» Task directions
Reproduce all of the data exactly.

— start Supplied records —

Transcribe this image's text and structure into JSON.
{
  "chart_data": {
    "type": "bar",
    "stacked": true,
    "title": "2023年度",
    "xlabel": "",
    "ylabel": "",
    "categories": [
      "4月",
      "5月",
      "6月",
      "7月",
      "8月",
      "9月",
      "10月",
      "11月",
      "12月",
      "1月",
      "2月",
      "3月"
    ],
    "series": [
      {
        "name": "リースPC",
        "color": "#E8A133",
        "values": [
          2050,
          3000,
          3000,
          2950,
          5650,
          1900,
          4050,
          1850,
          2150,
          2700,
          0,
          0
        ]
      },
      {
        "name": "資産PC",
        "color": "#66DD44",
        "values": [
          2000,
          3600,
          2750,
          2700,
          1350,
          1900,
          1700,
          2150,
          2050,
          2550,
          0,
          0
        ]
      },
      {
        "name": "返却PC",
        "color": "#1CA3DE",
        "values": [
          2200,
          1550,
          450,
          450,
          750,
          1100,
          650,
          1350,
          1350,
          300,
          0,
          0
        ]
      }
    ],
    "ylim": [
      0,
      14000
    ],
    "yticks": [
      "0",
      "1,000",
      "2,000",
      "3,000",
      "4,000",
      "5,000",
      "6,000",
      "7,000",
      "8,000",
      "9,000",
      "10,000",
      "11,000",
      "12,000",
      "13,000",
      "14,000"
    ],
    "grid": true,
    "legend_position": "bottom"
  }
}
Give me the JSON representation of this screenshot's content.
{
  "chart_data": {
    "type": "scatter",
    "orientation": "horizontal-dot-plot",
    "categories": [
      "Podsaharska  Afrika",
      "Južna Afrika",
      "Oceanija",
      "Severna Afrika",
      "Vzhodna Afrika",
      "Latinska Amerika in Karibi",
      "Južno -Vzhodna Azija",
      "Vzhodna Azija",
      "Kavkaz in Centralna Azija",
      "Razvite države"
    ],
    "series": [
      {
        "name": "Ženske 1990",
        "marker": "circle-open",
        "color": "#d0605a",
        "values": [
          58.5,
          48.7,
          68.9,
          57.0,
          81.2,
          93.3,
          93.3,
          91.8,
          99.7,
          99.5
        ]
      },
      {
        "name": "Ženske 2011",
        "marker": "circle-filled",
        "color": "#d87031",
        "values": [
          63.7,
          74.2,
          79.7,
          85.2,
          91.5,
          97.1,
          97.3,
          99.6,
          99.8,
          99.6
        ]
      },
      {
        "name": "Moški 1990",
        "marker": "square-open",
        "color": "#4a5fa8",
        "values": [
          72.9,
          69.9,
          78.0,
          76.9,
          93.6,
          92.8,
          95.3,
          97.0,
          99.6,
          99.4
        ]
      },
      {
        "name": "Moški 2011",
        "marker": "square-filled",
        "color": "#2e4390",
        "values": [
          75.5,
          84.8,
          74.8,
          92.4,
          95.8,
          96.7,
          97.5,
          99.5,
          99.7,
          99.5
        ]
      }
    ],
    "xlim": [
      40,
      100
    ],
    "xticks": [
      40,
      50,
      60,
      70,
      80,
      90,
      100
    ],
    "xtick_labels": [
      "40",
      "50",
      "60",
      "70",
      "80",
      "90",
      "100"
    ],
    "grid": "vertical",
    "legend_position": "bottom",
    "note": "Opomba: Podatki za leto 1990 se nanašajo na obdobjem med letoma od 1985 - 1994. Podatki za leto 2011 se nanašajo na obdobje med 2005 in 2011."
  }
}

— end Supplied records —

» The response
Transcribe this image's text and structure into JSON.
{
  "chart_data": {
    "type": "bar",
    "stacked": true,
    "title": "2023年度",
    "xlabel": "",
    "ylabel": "",
    "categories": [
      "4月",
      "5月",
      "6月",
      "7月",
      "8月",
      "9月",
      "10月",
      "11月",
      "12月",
      "1月",
      "2月",
      "3月"
    ],
    "series": [
      {
        "name": "リースPC",
        "color": "#E8A133",
        "values": [
          2050,
          3000,
          3000,
          2950,
          5650,
          1900,
          4050,
          1850,
          2150,
          2700,
          0,
          0
        ]
      },
      {
        "name": "資産PC",
        "color": "#66DD44",
        "values": [
          2000,
          3600,
          2750,
          2700,
          1350,
          1900,
          1700,
          2150,
          2050,
          2550,
          0,
          0
        ]
      },
      {
        "name": "返却PC",
        "color": "#1CA3DE",
        "values": [
          2200,
          1550,
          450,
          450,
          750,
          1100,
          650,
          1350,
          1350,
          300,
          0,
          0
        ]
      }
    ],
    "ylim": [
      0,
      14000
    ],
    "yticks": [
      "0",
      "1,000",
      "2,000",
      "3,000",
      "4,000",
      "5,000",
      "6,000",
      "7,000",
      "8,000",
      "9,000",
      "10,000",
      "11,000",
      "12,000",
      "13,000",
      "14,000"
    ],
    "grid": true,
    "legend_position": "bottom"
  }
}
Give me the JSON representation of this screenshot's content.
{
  "chart_data": {
    "type": "scatter",
    "orientation": "horizontal-dot-plot",
    "categories": [
      "Podsaharska  Afrika",
      "Južna Afrika",
      "Oceanija",
      "Severna Afrika",
      "Vzhodna Afrika",
      "Latinska Amerika in Karibi",
      "Južno -Vzhodna Azija",
      "Vzhodna Azija",
      "Kavkaz in Centralna Azija",
      "Razvite države"
    ],
    "series": [
      {
        "name": "Ženske 1990",
        "marker": "circle-open",
        "color": "#d0605a",
        "values": [
          58.5,
          48.7,
          68.9,
          57.0,
          81.2,
          93.3,
          93.3,
          91.8,
          99.7,
          99.5
        ]
      },
      {
        "name": "Ženske 2011",
        "marker": "circle-filled",
        "color": "#d87031",
        "values": [
          63.7,
          74.2,
          79.7,
          85.2,
          91.5,
          97.1,
          97.3,
          99.6,
          99.8,
          99.6
        ]
      },
      {
        "name": "Moški 1990",
        "marker": "square-open",
        "color": "#4a5fa8",
        "values": [
          72.9,
          69.9,
          78.0,
          76.9,
          93.6,
          92.8,
          95.3,
          97.0,
          99.6,
          99.4
        ]
      },
      {
        "name": "Moški 2011",
        "marker": "square-filled",
        "color": "#2e4390",
        "values": [
          75.5,
          84.8,
          74.8,
          92.4,
          95.8,
          96.7,
          97.5,
          99.5,
          99.7,
          99.5
        ]
      }
    ],
    "xlim": [
      40,
      100
    ],
    "xticks": [
      40,
      50,
      60,
      70,
      80,
      90,
      100
    ],
    "xtick_labels": [
      "40",
      "50",
      "60",
      "70",
      "80",
      "90",
      "100"
    ],
    "grid": "vertical",
    "legend_position": "bottom",
    "note": "Opomba: Podatki za leto 1990 se nanašajo na obdobjem med letoma od 1985 - 1994. Podatki za leto 2011 se nanašajo na obdobje med 2005 in 2011."
  }
}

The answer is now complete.